**** LISTED ENTRIES

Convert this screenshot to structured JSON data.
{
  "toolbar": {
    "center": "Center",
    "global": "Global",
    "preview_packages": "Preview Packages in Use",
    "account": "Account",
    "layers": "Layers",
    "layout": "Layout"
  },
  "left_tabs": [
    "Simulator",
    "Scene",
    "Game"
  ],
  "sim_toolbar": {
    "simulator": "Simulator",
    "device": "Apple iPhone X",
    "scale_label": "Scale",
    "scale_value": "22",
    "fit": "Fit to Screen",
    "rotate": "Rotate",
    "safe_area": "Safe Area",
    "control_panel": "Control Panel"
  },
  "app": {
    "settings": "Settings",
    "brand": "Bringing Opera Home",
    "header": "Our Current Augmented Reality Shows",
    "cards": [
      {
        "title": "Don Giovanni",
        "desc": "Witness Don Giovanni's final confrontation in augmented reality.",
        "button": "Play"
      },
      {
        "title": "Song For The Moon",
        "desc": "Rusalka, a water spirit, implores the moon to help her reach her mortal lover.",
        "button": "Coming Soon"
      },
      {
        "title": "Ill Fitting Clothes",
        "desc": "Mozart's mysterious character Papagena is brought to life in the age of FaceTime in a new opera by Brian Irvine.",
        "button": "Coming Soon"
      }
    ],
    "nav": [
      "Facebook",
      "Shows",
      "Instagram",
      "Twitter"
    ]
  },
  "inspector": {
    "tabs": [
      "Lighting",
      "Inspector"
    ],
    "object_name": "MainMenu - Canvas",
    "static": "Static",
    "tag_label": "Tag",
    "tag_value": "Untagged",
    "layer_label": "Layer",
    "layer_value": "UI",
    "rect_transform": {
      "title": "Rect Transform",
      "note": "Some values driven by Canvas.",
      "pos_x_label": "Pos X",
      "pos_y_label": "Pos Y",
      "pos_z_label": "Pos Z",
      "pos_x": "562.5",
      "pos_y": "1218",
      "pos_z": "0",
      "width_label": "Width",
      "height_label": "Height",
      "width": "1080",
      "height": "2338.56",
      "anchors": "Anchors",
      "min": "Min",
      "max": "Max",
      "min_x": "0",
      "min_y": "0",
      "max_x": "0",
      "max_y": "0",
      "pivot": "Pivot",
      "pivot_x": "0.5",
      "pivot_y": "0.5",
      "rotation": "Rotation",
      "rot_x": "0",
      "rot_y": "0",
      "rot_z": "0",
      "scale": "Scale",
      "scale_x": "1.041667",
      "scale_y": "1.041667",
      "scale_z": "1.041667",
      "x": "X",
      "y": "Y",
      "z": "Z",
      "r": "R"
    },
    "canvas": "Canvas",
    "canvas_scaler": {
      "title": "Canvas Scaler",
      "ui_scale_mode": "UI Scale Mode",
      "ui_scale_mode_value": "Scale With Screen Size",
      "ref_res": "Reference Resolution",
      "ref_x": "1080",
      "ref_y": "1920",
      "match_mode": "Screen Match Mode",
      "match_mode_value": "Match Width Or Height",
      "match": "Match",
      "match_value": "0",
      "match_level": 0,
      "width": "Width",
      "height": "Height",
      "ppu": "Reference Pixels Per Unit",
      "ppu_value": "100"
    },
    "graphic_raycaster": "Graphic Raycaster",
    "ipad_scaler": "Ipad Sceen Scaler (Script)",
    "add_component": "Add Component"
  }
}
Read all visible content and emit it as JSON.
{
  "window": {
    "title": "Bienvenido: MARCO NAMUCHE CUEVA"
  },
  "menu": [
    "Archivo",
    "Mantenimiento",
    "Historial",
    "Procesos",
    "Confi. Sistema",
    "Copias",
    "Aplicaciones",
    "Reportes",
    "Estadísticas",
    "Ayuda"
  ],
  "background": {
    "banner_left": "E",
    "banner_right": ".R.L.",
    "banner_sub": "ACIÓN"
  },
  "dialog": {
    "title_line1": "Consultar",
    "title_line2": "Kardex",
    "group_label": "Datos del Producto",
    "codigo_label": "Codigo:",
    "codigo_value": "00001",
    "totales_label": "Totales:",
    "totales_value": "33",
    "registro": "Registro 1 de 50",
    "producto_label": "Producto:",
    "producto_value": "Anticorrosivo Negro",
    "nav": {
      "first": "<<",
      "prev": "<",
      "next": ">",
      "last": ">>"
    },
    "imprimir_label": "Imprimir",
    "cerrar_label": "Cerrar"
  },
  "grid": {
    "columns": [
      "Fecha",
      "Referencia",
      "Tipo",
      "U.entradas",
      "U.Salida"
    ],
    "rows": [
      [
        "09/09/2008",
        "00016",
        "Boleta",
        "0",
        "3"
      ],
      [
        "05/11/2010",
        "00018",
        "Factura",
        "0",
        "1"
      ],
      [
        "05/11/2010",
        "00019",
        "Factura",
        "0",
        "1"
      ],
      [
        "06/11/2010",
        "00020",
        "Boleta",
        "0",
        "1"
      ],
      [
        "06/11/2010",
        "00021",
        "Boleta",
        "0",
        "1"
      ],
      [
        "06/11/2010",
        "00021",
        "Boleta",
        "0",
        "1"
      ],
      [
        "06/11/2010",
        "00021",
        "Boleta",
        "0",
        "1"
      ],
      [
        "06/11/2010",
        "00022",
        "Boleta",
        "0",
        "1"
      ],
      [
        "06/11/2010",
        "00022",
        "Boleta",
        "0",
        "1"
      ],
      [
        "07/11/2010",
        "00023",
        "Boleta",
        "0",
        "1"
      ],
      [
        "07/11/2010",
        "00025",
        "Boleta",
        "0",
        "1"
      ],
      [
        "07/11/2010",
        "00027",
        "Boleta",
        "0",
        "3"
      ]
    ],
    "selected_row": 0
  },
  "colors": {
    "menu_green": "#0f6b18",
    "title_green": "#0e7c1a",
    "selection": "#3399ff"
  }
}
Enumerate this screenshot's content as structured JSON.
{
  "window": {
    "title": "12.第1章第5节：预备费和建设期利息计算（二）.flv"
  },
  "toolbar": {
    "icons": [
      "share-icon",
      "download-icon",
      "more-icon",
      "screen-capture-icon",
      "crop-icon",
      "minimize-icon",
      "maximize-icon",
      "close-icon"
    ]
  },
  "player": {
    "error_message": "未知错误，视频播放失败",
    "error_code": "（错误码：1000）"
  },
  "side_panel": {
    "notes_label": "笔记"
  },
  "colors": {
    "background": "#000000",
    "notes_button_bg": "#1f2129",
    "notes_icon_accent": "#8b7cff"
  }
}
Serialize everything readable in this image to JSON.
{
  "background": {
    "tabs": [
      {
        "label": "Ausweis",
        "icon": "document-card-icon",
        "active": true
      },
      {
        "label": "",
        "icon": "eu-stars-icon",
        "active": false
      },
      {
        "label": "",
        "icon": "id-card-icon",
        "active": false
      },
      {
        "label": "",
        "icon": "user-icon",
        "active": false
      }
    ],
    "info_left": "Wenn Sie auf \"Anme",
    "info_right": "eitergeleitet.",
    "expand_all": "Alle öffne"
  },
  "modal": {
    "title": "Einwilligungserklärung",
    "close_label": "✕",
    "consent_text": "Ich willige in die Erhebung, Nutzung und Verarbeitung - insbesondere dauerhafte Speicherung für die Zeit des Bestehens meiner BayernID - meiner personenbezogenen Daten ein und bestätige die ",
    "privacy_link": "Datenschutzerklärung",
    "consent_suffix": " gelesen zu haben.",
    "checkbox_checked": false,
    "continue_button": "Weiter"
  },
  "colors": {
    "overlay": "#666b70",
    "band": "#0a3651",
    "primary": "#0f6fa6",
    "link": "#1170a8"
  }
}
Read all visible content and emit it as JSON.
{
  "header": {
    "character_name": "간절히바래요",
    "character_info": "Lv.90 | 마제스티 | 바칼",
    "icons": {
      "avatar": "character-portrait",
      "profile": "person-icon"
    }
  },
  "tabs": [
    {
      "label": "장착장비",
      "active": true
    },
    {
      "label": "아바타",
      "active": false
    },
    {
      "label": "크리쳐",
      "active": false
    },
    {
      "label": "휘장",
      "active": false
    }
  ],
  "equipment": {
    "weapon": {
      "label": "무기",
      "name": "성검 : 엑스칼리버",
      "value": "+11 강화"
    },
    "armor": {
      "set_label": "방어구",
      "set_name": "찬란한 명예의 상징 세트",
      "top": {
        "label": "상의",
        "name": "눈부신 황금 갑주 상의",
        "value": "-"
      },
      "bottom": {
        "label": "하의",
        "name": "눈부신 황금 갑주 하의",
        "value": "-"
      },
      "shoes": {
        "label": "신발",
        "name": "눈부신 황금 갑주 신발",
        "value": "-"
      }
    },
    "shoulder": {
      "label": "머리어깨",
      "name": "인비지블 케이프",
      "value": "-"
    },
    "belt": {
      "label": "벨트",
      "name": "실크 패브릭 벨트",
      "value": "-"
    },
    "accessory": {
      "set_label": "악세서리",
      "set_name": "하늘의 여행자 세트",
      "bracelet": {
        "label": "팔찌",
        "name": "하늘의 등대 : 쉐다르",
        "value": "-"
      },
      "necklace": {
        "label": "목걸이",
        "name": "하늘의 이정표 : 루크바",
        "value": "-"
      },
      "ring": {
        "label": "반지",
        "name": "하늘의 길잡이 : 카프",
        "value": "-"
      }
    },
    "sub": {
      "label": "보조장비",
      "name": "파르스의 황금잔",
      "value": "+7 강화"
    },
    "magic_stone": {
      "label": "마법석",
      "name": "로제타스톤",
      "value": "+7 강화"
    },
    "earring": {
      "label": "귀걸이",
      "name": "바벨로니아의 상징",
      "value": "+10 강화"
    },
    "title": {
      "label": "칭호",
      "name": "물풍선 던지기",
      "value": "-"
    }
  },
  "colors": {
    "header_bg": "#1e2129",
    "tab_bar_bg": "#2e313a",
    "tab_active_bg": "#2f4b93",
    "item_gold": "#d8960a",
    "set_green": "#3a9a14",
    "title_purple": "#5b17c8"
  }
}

********

# PROMPT
Gather every line containing the word "Shows" and copy it.

# THE COMPLETED TASK
    "header": "Our Current Augmented Reality Shows",
      "Shows",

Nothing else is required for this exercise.